● **Task details**:
Below are some records; repeat them all exactly, minus the pictures.

● **Provided entries**:
******

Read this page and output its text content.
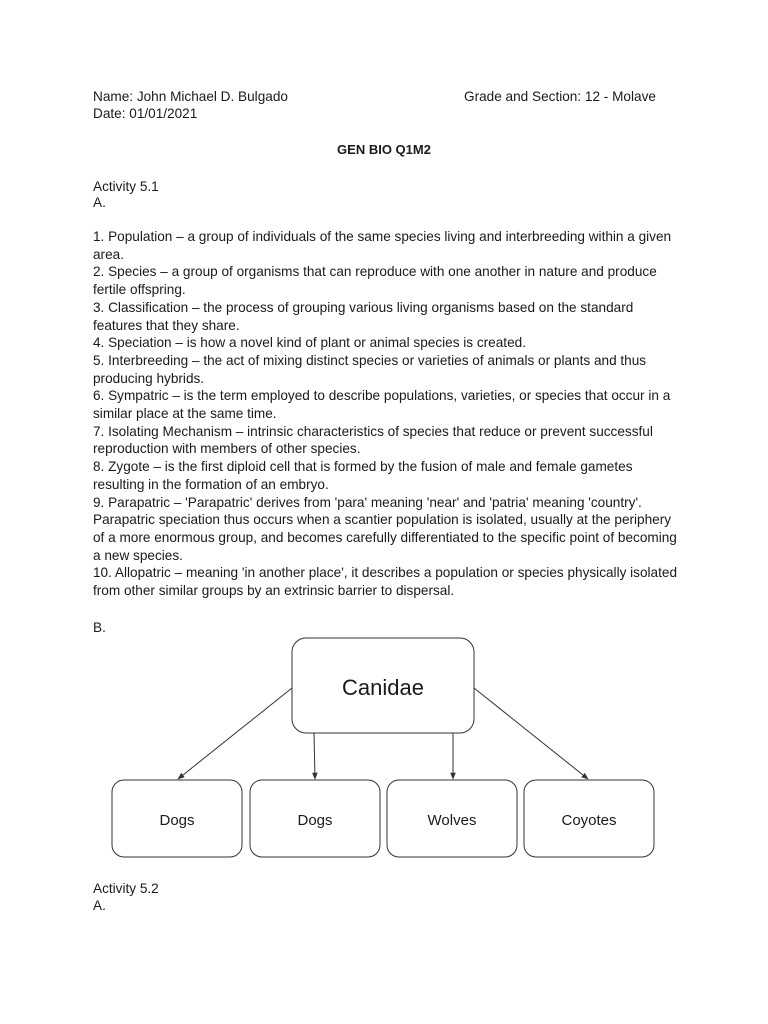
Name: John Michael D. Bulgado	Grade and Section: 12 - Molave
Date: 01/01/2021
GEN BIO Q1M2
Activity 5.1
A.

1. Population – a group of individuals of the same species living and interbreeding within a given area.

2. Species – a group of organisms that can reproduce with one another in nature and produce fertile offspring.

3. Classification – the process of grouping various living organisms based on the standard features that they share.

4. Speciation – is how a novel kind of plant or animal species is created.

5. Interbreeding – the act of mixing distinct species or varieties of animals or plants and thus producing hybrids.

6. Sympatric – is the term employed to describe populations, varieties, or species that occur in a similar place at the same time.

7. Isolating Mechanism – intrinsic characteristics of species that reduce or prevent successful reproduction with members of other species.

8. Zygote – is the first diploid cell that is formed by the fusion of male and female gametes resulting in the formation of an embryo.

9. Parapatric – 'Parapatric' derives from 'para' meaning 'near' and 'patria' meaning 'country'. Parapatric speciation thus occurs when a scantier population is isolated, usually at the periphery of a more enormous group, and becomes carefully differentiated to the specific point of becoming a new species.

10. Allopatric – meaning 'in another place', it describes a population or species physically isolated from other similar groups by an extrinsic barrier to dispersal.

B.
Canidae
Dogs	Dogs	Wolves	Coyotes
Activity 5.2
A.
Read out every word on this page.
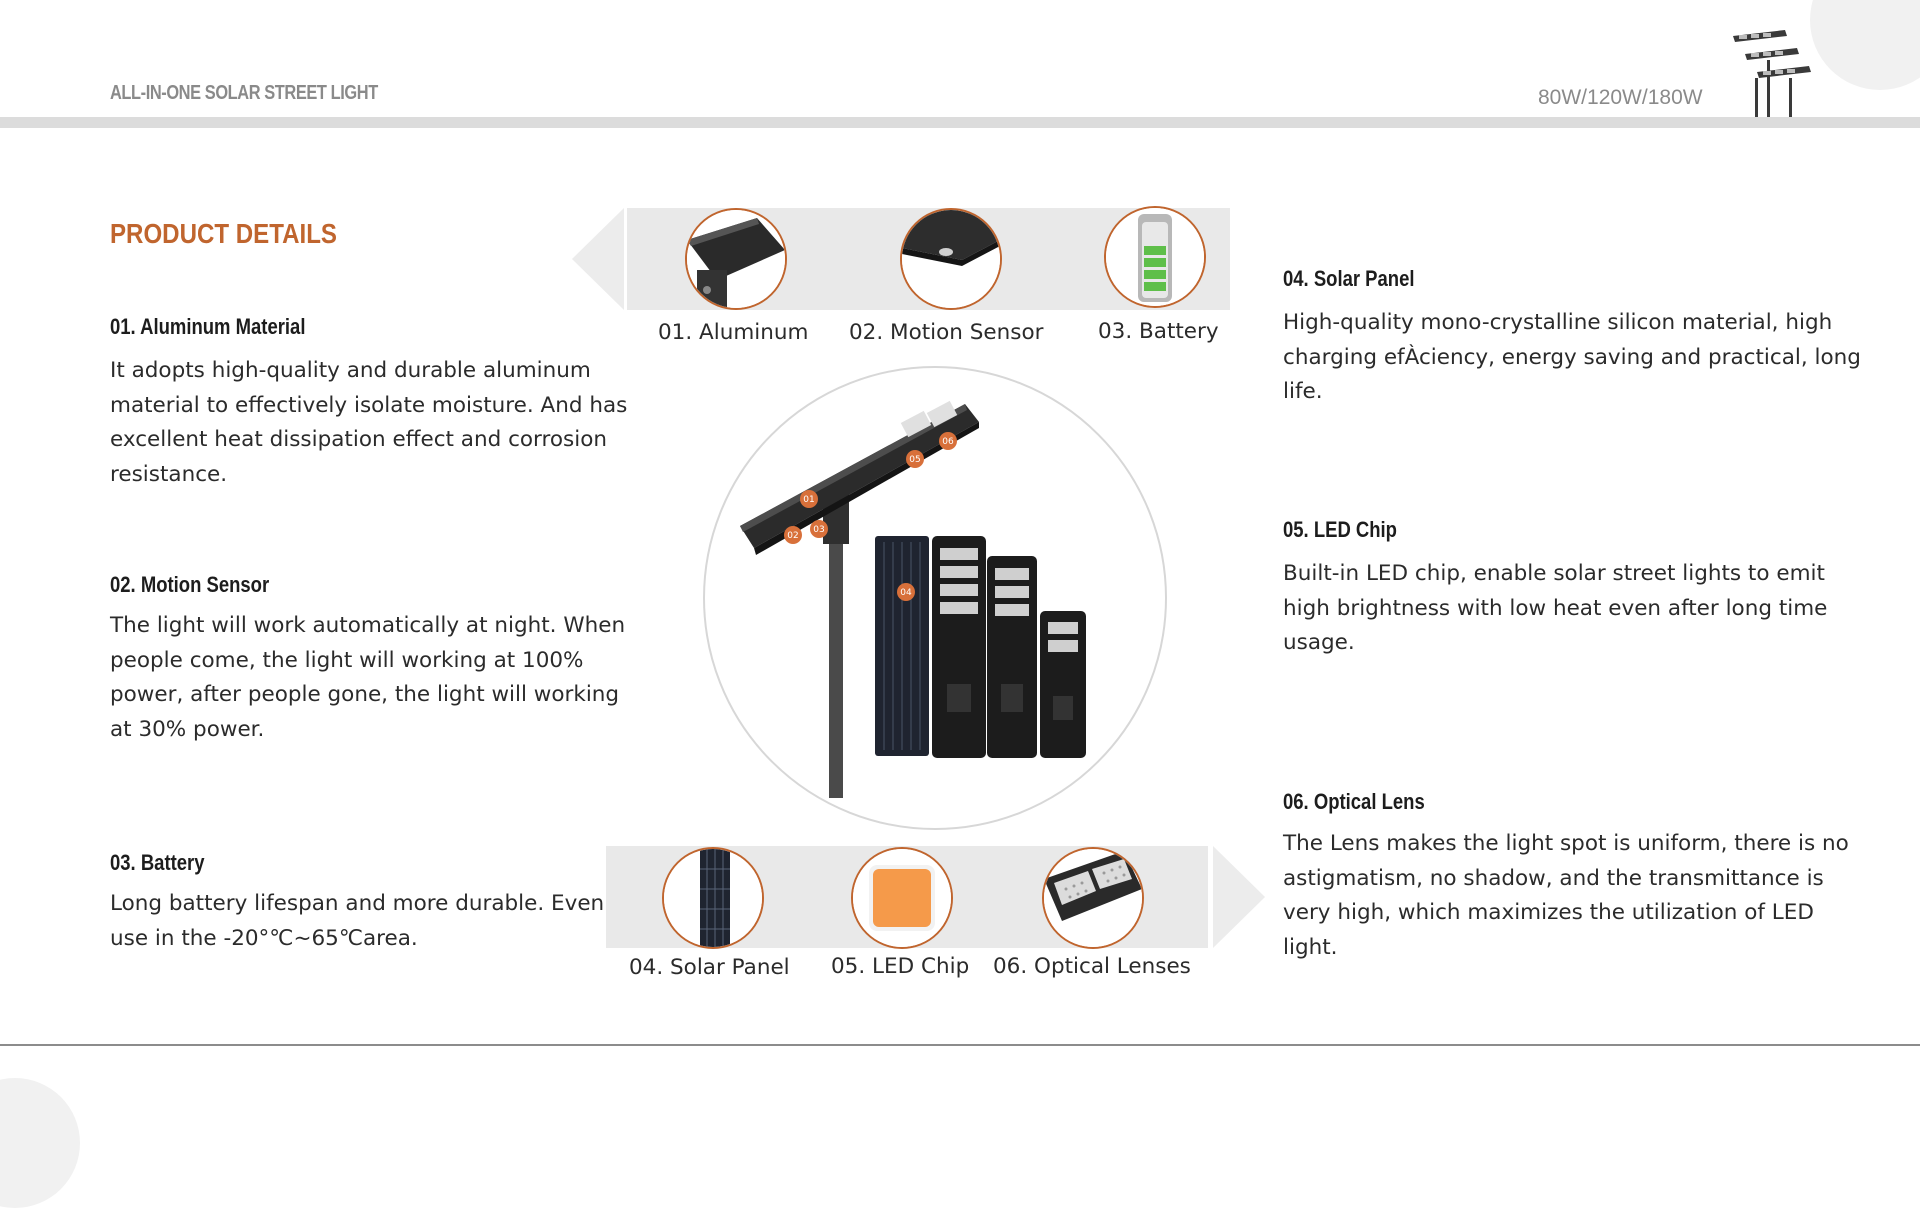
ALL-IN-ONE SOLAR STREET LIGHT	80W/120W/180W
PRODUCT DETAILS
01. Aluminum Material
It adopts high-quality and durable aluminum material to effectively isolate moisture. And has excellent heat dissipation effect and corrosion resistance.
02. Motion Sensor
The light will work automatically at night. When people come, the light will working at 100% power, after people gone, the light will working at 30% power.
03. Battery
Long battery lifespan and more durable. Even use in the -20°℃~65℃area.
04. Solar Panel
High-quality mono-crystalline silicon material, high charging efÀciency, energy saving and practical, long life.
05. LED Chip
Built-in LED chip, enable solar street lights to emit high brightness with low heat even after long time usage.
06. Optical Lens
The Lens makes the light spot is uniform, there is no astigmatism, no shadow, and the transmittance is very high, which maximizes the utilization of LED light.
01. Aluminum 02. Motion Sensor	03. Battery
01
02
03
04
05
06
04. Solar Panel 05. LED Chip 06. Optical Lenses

******

● **Output of the exercise**:
Read this page and output its text content.
Name: John Michael D. Bulgado	Grade and Section: 12 - Molave
Date: 01/01/2021
GEN BIO Q1M2
Activity 5.1
A.

1. Population – a group of individuals of the same species living and interbreeding within a given area.

2. Species – a group of organisms that can reproduce with one another in nature and produce fertile offspring.

3. Classification – the process of grouping various living organisms based on the standard features that they share.

4. Speciation – is how a novel kind of plant or animal species is created.

5. Interbreeding – the act of mixing distinct species or varieties of animals or plants and thus producing hybrids.

6. Sympatric – is the term employed to describe populations, varieties, or species that occur in a similar place at the same time.

7. Isolating Mechanism – intrinsic characteristics of species that reduce or prevent successful reproduction with members of other species.

8. Zygote – is the first diploid cell that is formed by the fusion of male and female gametes resulting in the formation of an embryo.

9. Parapatric – 'Parapatric' derives from 'para' meaning 'near' and 'patria' meaning 'country'. Parapatric speciation thus occurs when a scantier population is isolated, usually at the periphery of a more enormous group, and becomes carefully differentiated to the specific point of becoming a new species.

10. Allopatric – meaning 'in another place', it describes a population or species physically isolated from other similar groups by an extrinsic barrier to dispersal.

B.
Canidae
Dogs	Dogs	Wolves	Coyotes
Activity 5.2
A.
Read out every word on this page.
ALL-IN-ONE SOLAR STREET LIGHT	80W/120W/180W
PRODUCT DETAILS
01. Aluminum Material
It adopts high-quality and durable aluminum material to effectively isolate moisture. And has excellent heat dissipation effect and corrosion resistance.
02. Motion Sensor
The light will work automatically at night. When people come, the light will working at 100% power, after people gone, the light will working at 30% power.
03. Battery
Long battery lifespan and more durable. Even use in the -20°℃~65℃area.
04. Solar Panel
High-quality mono-crystalline silicon material, high charging efÀciency, energy saving and practical, long life.
05. LED Chip
Built-in LED chip, enable solar street lights to emit high brightness with low heat even after long time usage.
06. Optical Lens
The Lens makes the light spot is uniform, there is no astigmatism, no shadow, and the transmittance is very high, which maximizes the utilization of LED light.
01. Aluminum 02. Motion Sensor	03. Battery
01
02
03
04
05
06
04. Solar Panel 05. LED Chip 06. Optical Lenses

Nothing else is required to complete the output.